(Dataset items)
----

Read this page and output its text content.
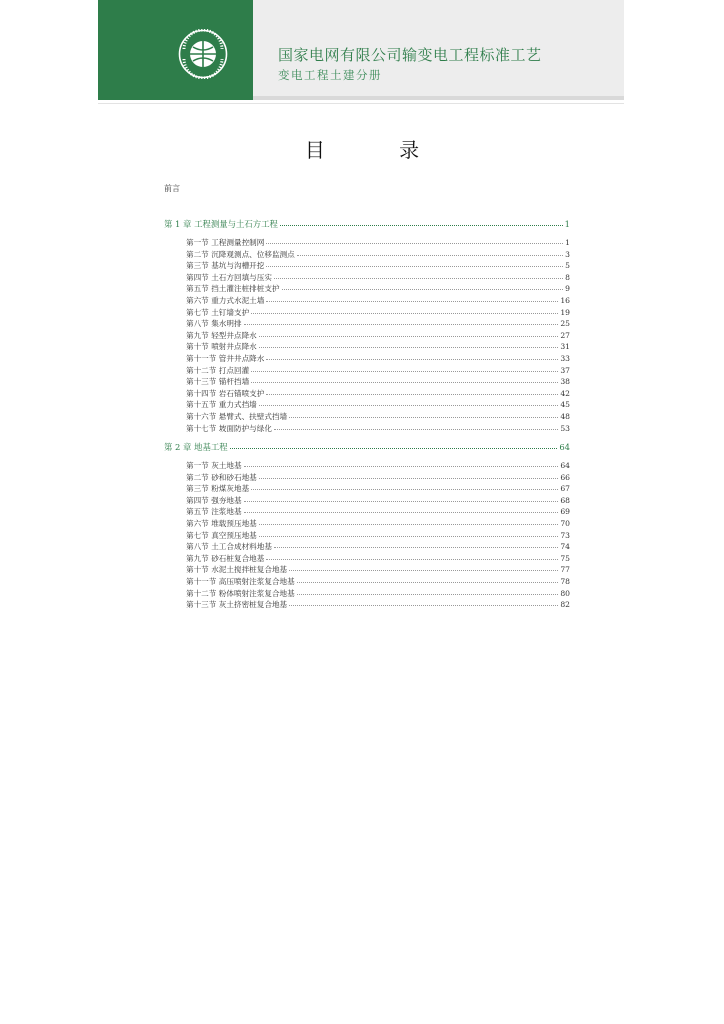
国家电网有限公司输变电工程标准工艺
变电工程土建分册
目 录
前言
第 1 章 工程测量与土石方工程	1
第一节 工程测量控制网	1
第二节 沉降观测点、位移监测点	3
第三节 基坑与沟槽开挖	5
第四节 土石方回填与压实	8
第五节 挡土灌注桩排桩支护	9
第六节 重力式水泥土墙	16
第七节 土钉墙支护	19
第八节 集水明排	25
第九节 轻型井点降水	27
第十节 喷射井点降水	31
第十一节 管井井点降水	33
第十二节 打点回灌	37
第十三节 锚杆挡墙	38
第十四节 岩石锚喷支护	42
第十五节 重力式挡墙	45
第十六节 悬臂式、扶壁式挡墙	48
第十七节 坡面防护与绿化	53
第 2 章 地基工程	64
第一节 灰土地基	64
第二节 砂和砂石地基	66
第三节 粉煤灰地基	67
第四节 强夯地基	68
第五节 注浆地基	69
第六节 堆载预压地基	70
第七节 真空预压地基	73
第八节 土工合成材料地基	74
第九节 砂石桩复合地基	75
第十节 水泥土搅拌桩复合地基	77
第十一节 高压喷射注浆复合地基	78
第十二节 粉体喷射注浆复合地基	80
第十三节 灰土挤密桩复合地基	82
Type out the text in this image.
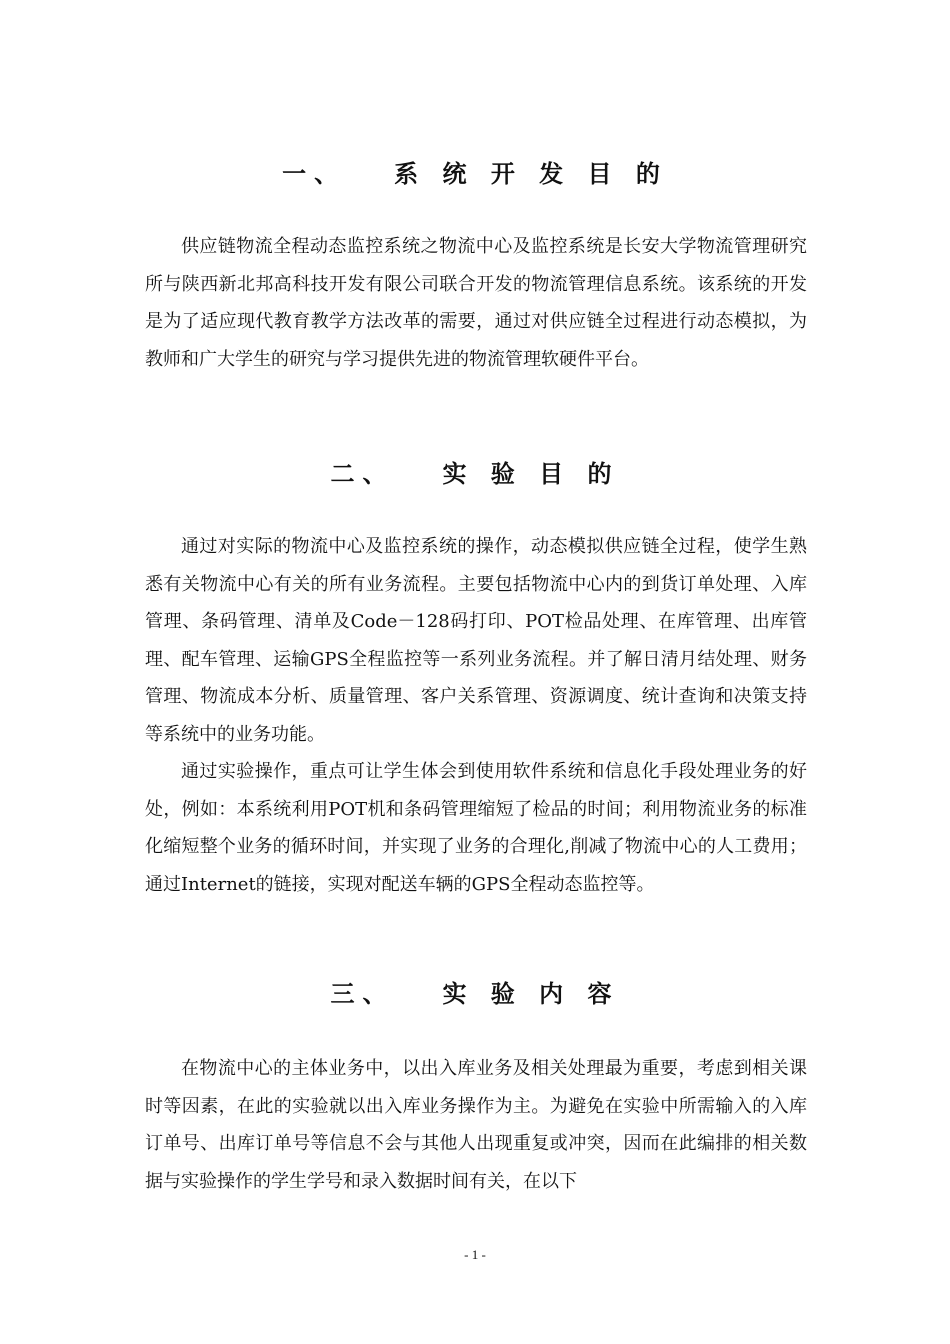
一、 系 统 开 发 目 的

供应链物流全程动态监控系统之物流中心及监控系统是长安大学物流管理研究所与陕西新北邦高科技开发有限公司联合开发的物流管理信息系统。该系统的开发是为了适应现代教育教学方法改革的需要，通过对供应链全过程进行动态模拟，为教师和广大学生的研究与学习提供先进的物流管理软硬件平台。

二、 实 验 目 的

通过对实际的物流中心及监控系统的操作，动态模拟供应链全过程，使学生熟悉有关物流中心有关的所有业务流程。主要包括物流中心内的到货订单处理、入库管理、条码管理、清单及Code－128码打印、POT检品处理、在库管理、出库管理、配车管理、运输GPS全程监控等一系列业务流程。并了解日清月结处理、财务管理、物流成本分析、质量管理、客户关系管理、资源调度、统计查询和决策支持等系统中的业务功能。

通过实验操作，重点可让学生体会到使用软件系统和信息化手段处理业务的好处，例如：本系统利用POT机和条码管理缩短了检品的时间；利用物流业务的标准化缩短整个业务的循环时间，并实现了业务的合理化,削减了物流中心的人工费用；通过Internet的链接，实现对配送车辆的GPS全程动态监控等。

三、 实 验 内 容

在物流中心的主体业务中，以出入库业务及相关处理最为重要，考虑到相关课时等因素，在此的实验就以出入库业务操作为主。为避免在实验中所需输入的入库订单号、出库订单号等信息不会与其他人出现重复或冲突，因而在此编排的相关数据与实验操作的学生学号和录入数据时间有关，在以下

- 1 -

----

STATED EXERCISE: Beginning with the line that holds "Type out the text in this image.", extract every line to the end of the material, exactly as it stands, and drop the pictures.

RESULT FOR THIS EXERCISE:
Type out the text in this image.
一、 系 统 开 发 目 的

供应链物流全程动态监控系统之物流中心及监控系统是长安大学物流管理研究所与陕西新北邦高科技开发有限公司联合开发的物流管理信息系统。该系统的开发是为了适应现代教育教学方法改革的需要，通过对供应链全过程进行动态模拟，为教师和广大学生的研究与学习提供先进的物流管理软硬件平台。

二、 实 验 目 的

通过对实际的物流中心及监控系统的操作，动态模拟供应链全过程，使学生熟悉有关物流中心有关的所有业务流程。主要包括物流中心内的到货订单处理、入库管理、条码管理、清单及Code－128码打印、POT检品处理、在库管理、出库管理、配车管理、运输GPS全程监控等一系列业务流程。并了解日清月结处理、财务管理、物流成本分析、质量管理、客户关系管理、资源调度、统计查询和决策支持等系统中的业务功能。

通过实验操作，重点可让学生体会到使用软件系统和信息化手段处理业务的好处，例如：本系统利用POT机和条码管理缩短了检品的时间；利用物流业务的标准化缩短整个业务的循环时间，并实现了业务的合理化,削减了物流中心的人工费用；通过Internet的链接，实现对配送车辆的GPS全程动态监控等。

三、 实 验 内 容

在物流中心的主体业务中，以出入库业务及相关处理最为重要，考虑到相关课时等因素，在此的实验就以出入库业务操作为主。为避免在实验中所需输入的入库订单号、出库订单号等信息不会与其他人出现重复或冲突，因而在此编排的相关数据与实验操作的学生学号和录入数据时间有关，在以下

- 1 -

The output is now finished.